GOAL: Using the listing below, select the lines with the word "content" and copy them.

+ + + +

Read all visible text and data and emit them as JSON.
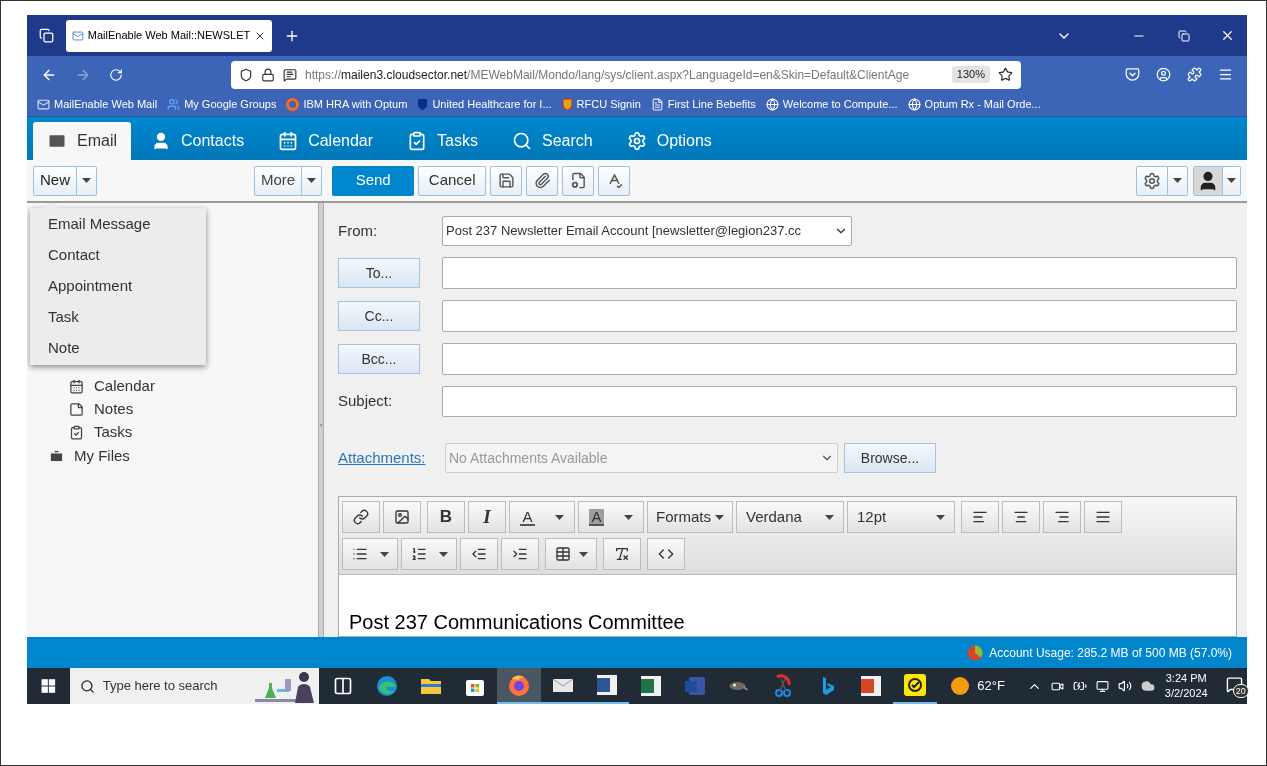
{
  "browser": {
    "tab": {
      "title": "MailEnable Web Mail::NEWSLET"
    },
    "url": {
      "scheme": "https://",
      "host": "mailen3.cloudsector.net",
      "path": "/MEWebMail/Mondo/lang/sys/client.aspx?LanguageId=en&Skin=Default&ClientAge"
    },
    "zoom": "130%",
    "bookmarks": [
      {
        "kind": "mail",
        "label": "MailEnable Web Mail"
      },
      {
        "kind": "people",
        "label": "My Google Groups"
      },
      {
        "kind": "ring",
        "label": "IBM HRA with Optum"
      },
      {
        "kind": "shield",
        "label": "United Healthcare for I..."
      },
      {
        "kind": "badge",
        "label": "RFCU Signin"
      },
      {
        "kind": "doc",
        "label": "First Line Bebefits"
      },
      {
        "kind": "globe",
        "label": "Welcome to Compute..."
      },
      {
        "kind": "globe",
        "label": "Optum Rx - Mail Orde..."
      }
    ]
  },
  "app_tabs": [
    {
      "kind": "email",
      "label": "Email",
      "selected": true
    },
    {
      "kind": "contacts",
      "label": "Contacts",
      "selected": false
    },
    {
      "kind": "calendar",
      "label": "Calendar",
      "selected": false
    },
    {
      "kind": "tasks",
      "label": "Tasks",
      "selected": false
    },
    {
      "kind": "search",
      "label": "Search",
      "selected": false
    },
    {
      "kind": "options",
      "label": "Options",
      "selected": false
    }
  ],
  "toolbar": {
    "new": "New",
    "more": "More",
    "send": "Send",
    "cancel": "Cancel"
  },
  "new_menu": {
    "expanded": true,
    "items": [
      "Email Message",
      "Contact",
      "Appointment",
      "Task",
      "Note"
    ]
  },
  "folders": {
    "children": [
      {
        "kind": "calendar",
        "label": "Calendar"
      },
      {
        "kind": "notes",
        "label": "Notes"
      },
      {
        "kind": "tasks",
        "label": "Tasks"
      }
    ],
    "root": [
      {
        "kind": "files",
        "label": "My Files"
      }
    ]
  },
  "compose": {
    "from_label": "From:",
    "from_value": "Post 237 Newsletter Email Account [newsletter@legion237.cc",
    "recipients": [
      {
        "button": "To..."
      },
      {
        "button": "Cc..."
      },
      {
        "button": "Bcc..."
      }
    ],
    "subject_label": "Subject:",
    "attachments_link": "Attachments:",
    "attachments_value": "No Attachments Available",
    "browse": "Browse...",
    "editor": {
      "rows": [
        [
          [
            {
              "kind": "link"
            },
            {
              "kind": "image"
            }
          ],
          [
            {
              "kind": "bold",
              "label": "B"
            },
            {
              "kind": "italic",
              "label": "I"
            },
            {
              "kind": "forecolor",
              "label": "A"
            },
            {
              "kind": "backcolor",
              "label": "A"
            },
            {
              "kind": "formats",
              "label": "Formats"
            },
            {
              "kind": "font",
              "label": "Verdana"
            },
            {
              "kind": "size",
              "label": "12pt"
            }
          ],
          [
            {
              "kind": "align-left"
            },
            {
              "kind": "align-center"
            },
            {
              "kind": "align-right"
            },
            {
              "kind": "justify"
            }
          ]
        ],
        [
          [
            {
              "kind": "bullets"
            },
            {
              "kind": "numbers"
            },
            {
              "kind": "outdent"
            },
            {
              "kind": "indent"
            }
          ],
          [
            {
              "kind": "table"
            }
          ],
          [
            {
              "kind": "clear"
            }
          ],
          [
            {
              "kind": "code"
            }
          ]
        ]
      ],
      "body": "Post 237 Communications Committee"
    }
  },
  "status_bar": {
    "usage": "Account Usage: 285.2 MB of 500 MB (57.0%)"
  },
  "taskbar": {
    "search_placeholder": "Type here to search",
    "apps": [
      {
        "kind": "taskview",
        "selected": false,
        "running": false
      },
      {
        "kind": "edge",
        "selected": false,
        "running": false
      },
      {
        "kind": "explorer",
        "selected": false,
        "running": false
      },
      {
        "kind": "store",
        "selected": false,
        "running": false
      },
      {
        "kind": "firefox",
        "selected": true,
        "running": true
      },
      {
        "kind": "mail",
        "selected": false,
        "running": true
      },
      {
        "kind": "word",
        "selected": false,
        "running": true
      },
      {
        "kind": "excel",
        "selected": false,
        "running": false
      },
      {
        "kind": "visio",
        "selected": false,
        "running": false
      },
      {
        "kind": "gimp",
        "selected": false,
        "running": false
      },
      {
        "kind": "snip",
        "selected": false,
        "running": false
      },
      {
        "kind": "bing",
        "selected": false,
        "running": false
      },
      {
        "kind": "powerpoint",
        "selected": false,
        "running": false
      },
      {
        "kind": "check",
        "selected": false,
        "running": true
      }
    ],
    "weather": "62°F",
    "time": "3:24 PM",
    "date": "3/2/2024",
    "notifications": "20"
  }
}
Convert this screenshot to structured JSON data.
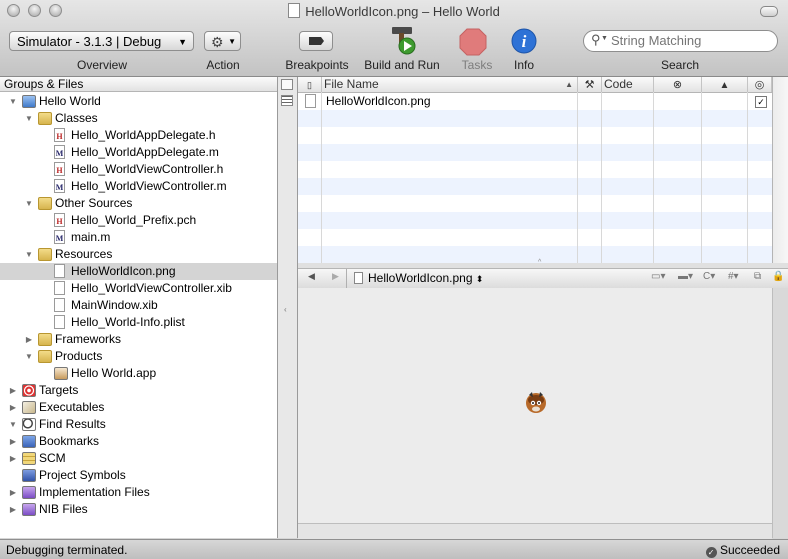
{
  "window": {
    "title": "HelloWorldIcon.png – Hello World"
  },
  "toolbar": {
    "overview_popup": "Simulator - 3.1.3 | Debug",
    "overview_label": "Overview",
    "action_label": "Action",
    "breakpoints_label": "Breakpoints",
    "build_run_label": "Build and Run",
    "tasks_label": "Tasks",
    "info_label": "Info",
    "search_placeholder": "String Matching",
    "search_label": "Search"
  },
  "groups_panel": {
    "header": "Groups & Files",
    "items": [
      {
        "label": "Hello World",
        "depth": 0,
        "expanded": true,
        "icon": "project-icon"
      },
      {
        "label": "Classes",
        "depth": 1,
        "expanded": true,
        "icon": "folder-icon"
      },
      {
        "label": "Hello_WorldAppDelegate.h",
        "depth": 2,
        "icon": "header-file-icon"
      },
      {
        "label": "Hello_WorldAppDelegate.m",
        "depth": 2,
        "icon": "source-file-icon"
      },
      {
        "label": "Hello_WorldViewController.h",
        "depth": 2,
        "icon": "header-file-icon"
      },
      {
        "label": "Hello_WorldViewController.m",
        "depth": 2,
        "icon": "source-file-icon"
      },
      {
        "label": "Other Sources",
        "depth": 1,
        "expanded": true,
        "icon": "folder-icon"
      },
      {
        "label": "Hello_World_Prefix.pch",
        "depth": 2,
        "icon": "header-file-icon"
      },
      {
        "label": "main.m",
        "depth": 2,
        "icon": "source-file-icon"
      },
      {
        "label": "Resources",
        "depth": 1,
        "expanded": true,
        "icon": "folder-icon"
      },
      {
        "label": "HelloWorldIcon.png",
        "depth": 2,
        "icon": "image-file-icon",
        "selected": true
      },
      {
        "label": "Hello_WorldViewController.xib",
        "depth": 2,
        "icon": "xib-file-icon"
      },
      {
        "label": "MainWindow.xib",
        "depth": 2,
        "icon": "xib-file-icon"
      },
      {
        "label": "Hello_World-Info.plist",
        "depth": 2,
        "icon": "plist-file-icon"
      },
      {
        "label": "Frameworks",
        "depth": 1,
        "expanded": false,
        "icon": "folder-icon"
      },
      {
        "label": "Products",
        "depth": 1,
        "expanded": true,
        "icon": "folder-icon"
      },
      {
        "label": "Hello World.app",
        "depth": 2,
        "icon": "app-icon"
      },
      {
        "label": "Targets",
        "depth": 0,
        "expanded": false,
        "icon": "targets-icon"
      },
      {
        "label": "Executables",
        "depth": 0,
        "expanded": false,
        "icon": "executables-icon"
      },
      {
        "label": "Find Results",
        "depth": 0,
        "expanded": true,
        "icon": "magnifier-icon"
      },
      {
        "label": "Bookmarks",
        "depth": 0,
        "expanded": false,
        "icon": "bookmarks-icon"
      },
      {
        "label": "SCM",
        "depth": 0,
        "expanded": false,
        "icon": "scm-icon"
      },
      {
        "label": "Project Symbols",
        "depth": 0,
        "icon": "symbols-icon"
      },
      {
        "label": "Implementation Files",
        "depth": 0,
        "expanded": false,
        "icon": "smart-group-icon"
      },
      {
        "label": "NIB Files",
        "depth": 0,
        "expanded": false,
        "icon": "smart-group-icon"
      }
    ]
  },
  "file_table": {
    "columns": {
      "file_name": "File Name",
      "code": "Code"
    },
    "rows": [
      {
        "file_name": "HelloWorldIcon.png",
        "checked": true
      }
    ]
  },
  "editor": {
    "file_popup": "HelloWorldIcon.png"
  },
  "status": {
    "message": "Debugging terminated.",
    "result": "Succeeded"
  }
}
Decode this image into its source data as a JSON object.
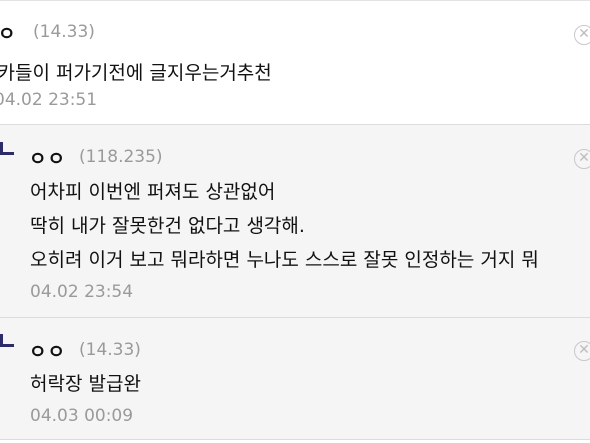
{
  "comments": [
    {
      "nick": "ㅇ",
      "ip": "(14.33)",
      "lines": [
        "네카들이 퍼가기전에 글지우는거추천"
      ],
      "date": "04.02 23:51"
    },
    {
      "nick": "ㅇㅇ",
      "ip": "(118.235)",
      "lines": [
        "어차피 이번엔 퍼져도 상관없어",
        "딱히 내가 잘못한건 없다고 생각해.",
        "오히려 이거 보고 뭐라하면 누나도 스스로 잘못 인정하는 거지 뭐"
      ],
      "date": "04.02 23:54"
    },
    {
      "nick": "ㅇㅇ",
      "ip": "(14.33)",
      "lines": [
        "허락장 발급완"
      ],
      "date": "04.03 00:09"
    }
  ],
  "icons": {
    "reply": "reply-arrow-icon",
    "delete": "delete-x-icon"
  },
  "colors": {
    "reply_bg": "#f5f5f5",
    "meta_gray": "#9a9a9a",
    "reply_mark": "#2c2c6a"
  }
}
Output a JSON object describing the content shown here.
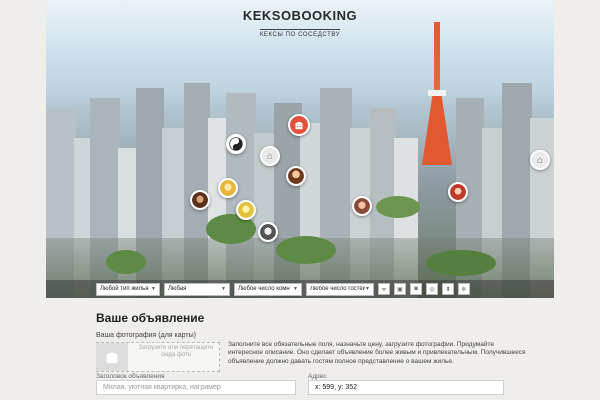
{
  "header": {
    "logo_title": "KEKSOBOOKING",
    "logo_subtitle": "КЕКСЫ ПО СОСЕДСТВУ"
  },
  "map": {
    "pins": [
      {
        "name": "pin-yin-yang",
        "icon": "yin-yang-icon"
      },
      {
        "name": "pin-house",
        "icon": "house-icon"
      },
      {
        "name": "pin-avatar-1",
        "icon": "avatar-icon"
      },
      {
        "name": "pin-avatar-2",
        "icon": "avatar-icon"
      },
      {
        "name": "pin-avatar-3",
        "icon": "avatar-icon"
      },
      {
        "name": "pin-avatar-4",
        "icon": "avatar-icon"
      },
      {
        "name": "pin-avatar-5",
        "icon": "avatar-icon"
      },
      {
        "name": "pin-avatar-6",
        "icon": "avatar-icon"
      },
      {
        "name": "pin-house-2",
        "icon": "house-icon"
      },
      {
        "name": "pin-avatar-7",
        "icon": "avatar-icon"
      }
    ],
    "main_pin_icon": "muffin-icon",
    "main_pin_color": "#e5523c"
  },
  "filters": {
    "type": "Любой тип жилья",
    "price": "Любая",
    "rooms": "Любое число комн",
    "guests": "Любое число гостей",
    "features": [
      {
        "icon": "wifi-icon",
        "glyph": "ᯤ"
      },
      {
        "icon": "dishwasher-icon",
        "glyph": "▣"
      },
      {
        "icon": "parking-icon",
        "glyph": "◙"
      },
      {
        "icon": "washer-icon",
        "glyph": "◎"
      },
      {
        "icon": "elevator-icon",
        "glyph": "⬍"
      },
      {
        "icon": "conditioner-icon",
        "glyph": "❄"
      }
    ]
  },
  "form": {
    "title": "Ваше объявление",
    "photo_label": "Ваша фотография (для карты)",
    "drop_text": "Загрузите или перетащите сюда фото",
    "hint": "Заполните все обязательные поля, назначьте цену, загрузите фотографии. Придумайте интересное описание. Оно сделает объявление более живым и привлекательным. Получившееся объявление должно давать гостям полное представление о вашем жилье.",
    "title_label": "Заголовок объявления",
    "title_placeholder": "Милая, уютная квартирка, нагример",
    "address_label": "Адрес",
    "address_value": "x: 599, y: 352"
  }
}
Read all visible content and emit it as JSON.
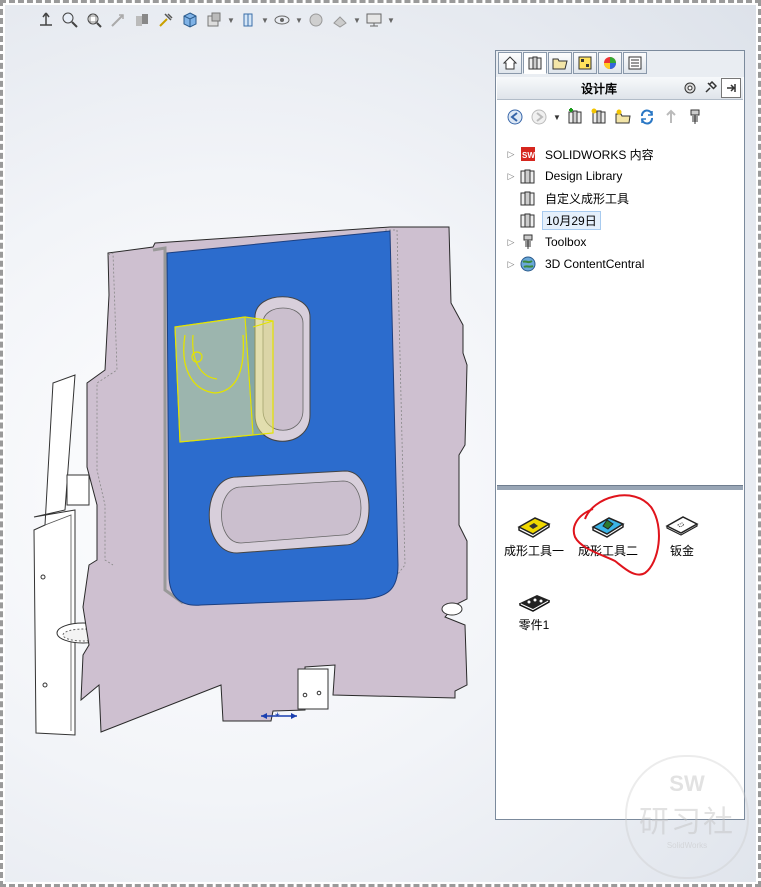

+ + + +

RESPONSE TO THE EXERCISE:
Output a JSON object describing the content shown here.
Read all visible content and emit it as JSON.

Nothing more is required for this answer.